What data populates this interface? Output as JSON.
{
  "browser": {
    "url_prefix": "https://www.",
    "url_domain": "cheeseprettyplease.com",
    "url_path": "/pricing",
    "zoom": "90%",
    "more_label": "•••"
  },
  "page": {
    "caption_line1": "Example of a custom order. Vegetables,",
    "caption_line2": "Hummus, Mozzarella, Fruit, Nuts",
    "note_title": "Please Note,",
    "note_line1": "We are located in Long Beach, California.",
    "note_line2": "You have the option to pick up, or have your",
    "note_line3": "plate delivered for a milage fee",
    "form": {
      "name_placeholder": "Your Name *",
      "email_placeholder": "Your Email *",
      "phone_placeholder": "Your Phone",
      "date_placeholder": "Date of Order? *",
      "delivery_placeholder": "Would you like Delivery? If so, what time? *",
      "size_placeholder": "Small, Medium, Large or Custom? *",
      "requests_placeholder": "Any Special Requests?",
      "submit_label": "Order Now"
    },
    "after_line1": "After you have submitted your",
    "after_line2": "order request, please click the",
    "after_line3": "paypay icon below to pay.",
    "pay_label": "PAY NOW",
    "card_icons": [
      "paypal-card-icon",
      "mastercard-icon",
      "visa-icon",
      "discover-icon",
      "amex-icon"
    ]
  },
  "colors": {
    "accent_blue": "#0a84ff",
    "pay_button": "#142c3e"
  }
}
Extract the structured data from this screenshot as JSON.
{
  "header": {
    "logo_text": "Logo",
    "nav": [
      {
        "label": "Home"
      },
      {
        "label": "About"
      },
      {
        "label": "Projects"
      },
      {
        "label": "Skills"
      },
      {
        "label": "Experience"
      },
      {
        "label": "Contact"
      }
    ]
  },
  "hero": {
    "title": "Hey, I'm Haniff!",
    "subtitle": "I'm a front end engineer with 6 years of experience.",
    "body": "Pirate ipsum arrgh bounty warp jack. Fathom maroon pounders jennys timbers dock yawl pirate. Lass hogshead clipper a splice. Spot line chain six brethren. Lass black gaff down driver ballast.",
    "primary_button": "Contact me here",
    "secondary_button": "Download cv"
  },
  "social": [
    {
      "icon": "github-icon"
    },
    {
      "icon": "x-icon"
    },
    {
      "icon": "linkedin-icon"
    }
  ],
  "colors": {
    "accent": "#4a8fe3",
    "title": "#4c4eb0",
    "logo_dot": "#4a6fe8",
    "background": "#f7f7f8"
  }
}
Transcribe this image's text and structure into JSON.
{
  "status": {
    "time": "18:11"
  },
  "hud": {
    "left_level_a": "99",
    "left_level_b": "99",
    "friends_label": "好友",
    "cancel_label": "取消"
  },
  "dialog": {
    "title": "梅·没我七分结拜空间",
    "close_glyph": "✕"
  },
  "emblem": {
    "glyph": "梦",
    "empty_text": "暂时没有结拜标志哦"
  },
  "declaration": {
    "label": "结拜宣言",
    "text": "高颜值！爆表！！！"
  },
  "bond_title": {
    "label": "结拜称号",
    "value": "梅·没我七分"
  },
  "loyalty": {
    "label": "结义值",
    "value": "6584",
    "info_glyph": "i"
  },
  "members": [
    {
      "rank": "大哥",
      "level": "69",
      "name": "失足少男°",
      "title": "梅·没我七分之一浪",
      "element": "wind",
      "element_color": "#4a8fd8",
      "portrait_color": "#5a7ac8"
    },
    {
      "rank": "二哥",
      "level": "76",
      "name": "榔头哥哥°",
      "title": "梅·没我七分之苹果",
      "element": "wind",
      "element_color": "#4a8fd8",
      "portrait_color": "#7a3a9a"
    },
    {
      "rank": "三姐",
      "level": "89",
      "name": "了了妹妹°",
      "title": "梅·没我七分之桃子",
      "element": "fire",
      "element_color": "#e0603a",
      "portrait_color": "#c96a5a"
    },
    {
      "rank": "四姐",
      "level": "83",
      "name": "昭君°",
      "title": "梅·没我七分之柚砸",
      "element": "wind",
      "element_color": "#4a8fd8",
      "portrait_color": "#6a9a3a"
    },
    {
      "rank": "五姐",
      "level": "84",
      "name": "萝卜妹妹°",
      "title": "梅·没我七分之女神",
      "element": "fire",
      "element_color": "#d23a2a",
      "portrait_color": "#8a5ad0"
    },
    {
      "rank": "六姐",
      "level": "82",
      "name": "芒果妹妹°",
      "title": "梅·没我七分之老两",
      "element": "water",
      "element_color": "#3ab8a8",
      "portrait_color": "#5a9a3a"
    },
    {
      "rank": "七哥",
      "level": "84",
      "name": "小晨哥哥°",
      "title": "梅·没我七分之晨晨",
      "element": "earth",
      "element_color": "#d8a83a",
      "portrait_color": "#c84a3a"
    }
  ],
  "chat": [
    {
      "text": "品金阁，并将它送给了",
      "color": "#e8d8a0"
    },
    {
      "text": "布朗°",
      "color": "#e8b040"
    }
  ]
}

Stated goal: Search the data for the string "time". List each line that has it.

Expected answer:
      "delivery_placeholder": "Would you like Delivery? If so, what time? *",
    "time": "18:11"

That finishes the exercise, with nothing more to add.